>> Begin DATA TO PROCESS

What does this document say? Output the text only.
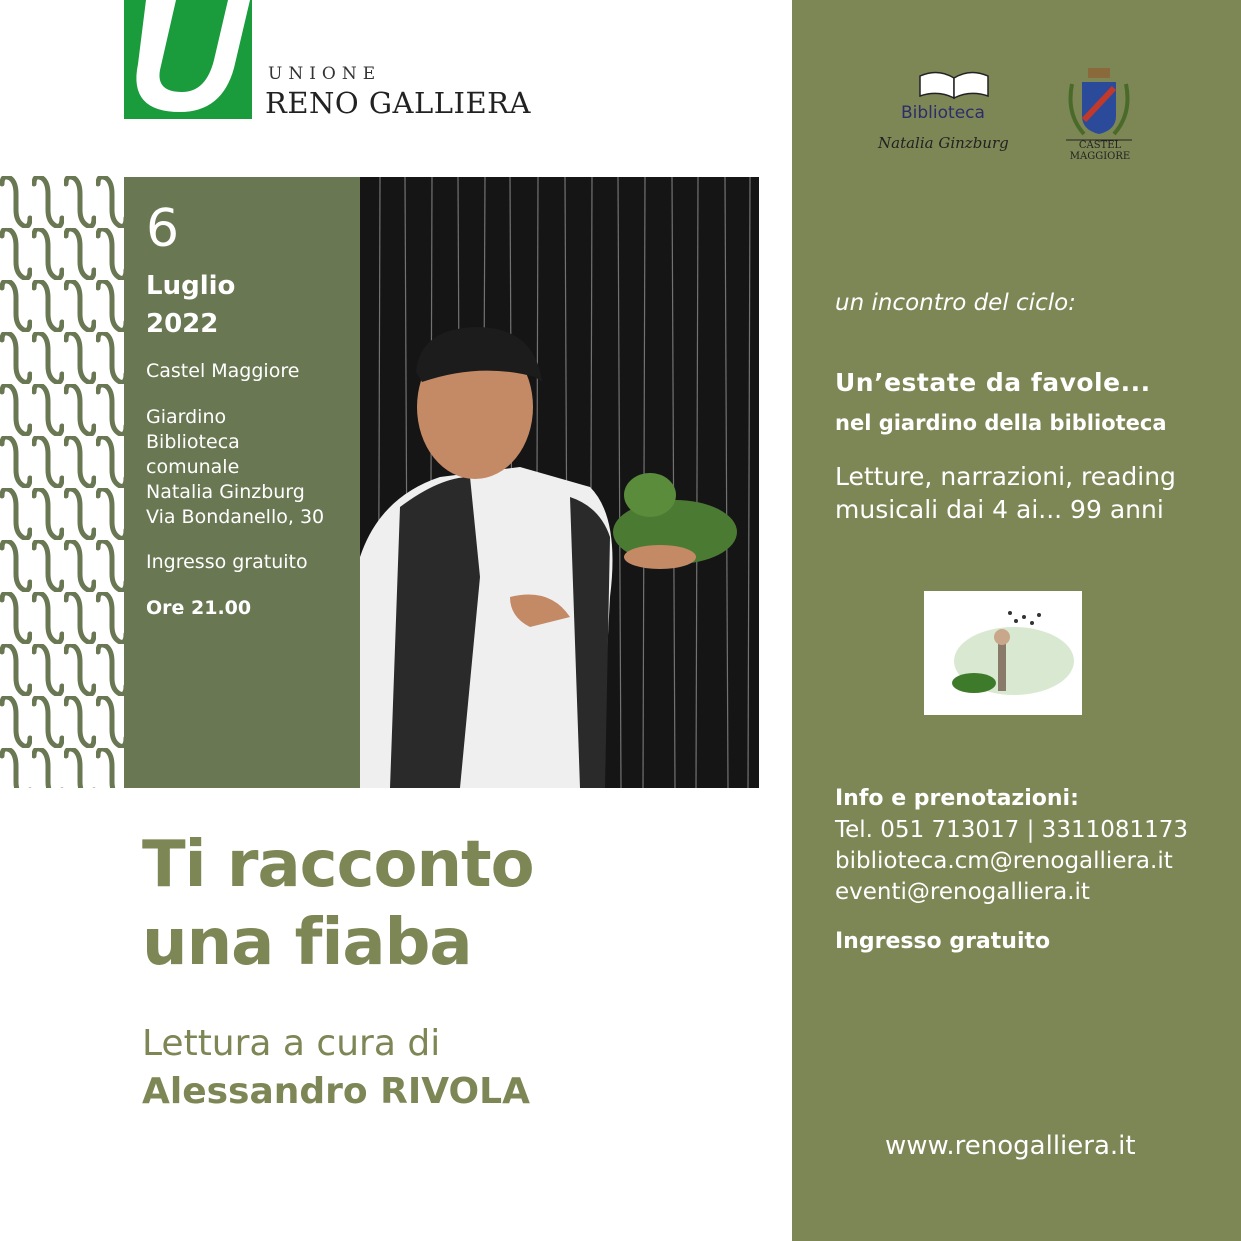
UNIONE
RENO GALLIERA
6
Luglio
2022
Castel Maggiore
Giardino
Biblioteca
comunale
Natalia Ginzburg
Via Bondanello, 30
Ingresso gratuito
Ore 21.00
Ti racconto
una fiaba
Lettura a cura di
Alessandro RIVOLA
Biblioteca
Natalia Ginzburg	CASTEL
MAGGIORE
un incontro del ciclo:
Un’estate da favole...
nel giardino della biblioteca
Letture, narrazioni, reading
musicali dai 4 ai... 99 anni
Info e prenotazioni:
Tel. 051 713017 | 3311081173
biblioteca.cm@renogalliera.it
eventi@renogalliera.it
Ingresso gratuito
www.renogalliera.it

>> End DATA TO PROCESS

Write out every line of the preceding listing that contains "Ginzburg".

Natalia Ginzburg
Natalia Ginzburg	CASTEL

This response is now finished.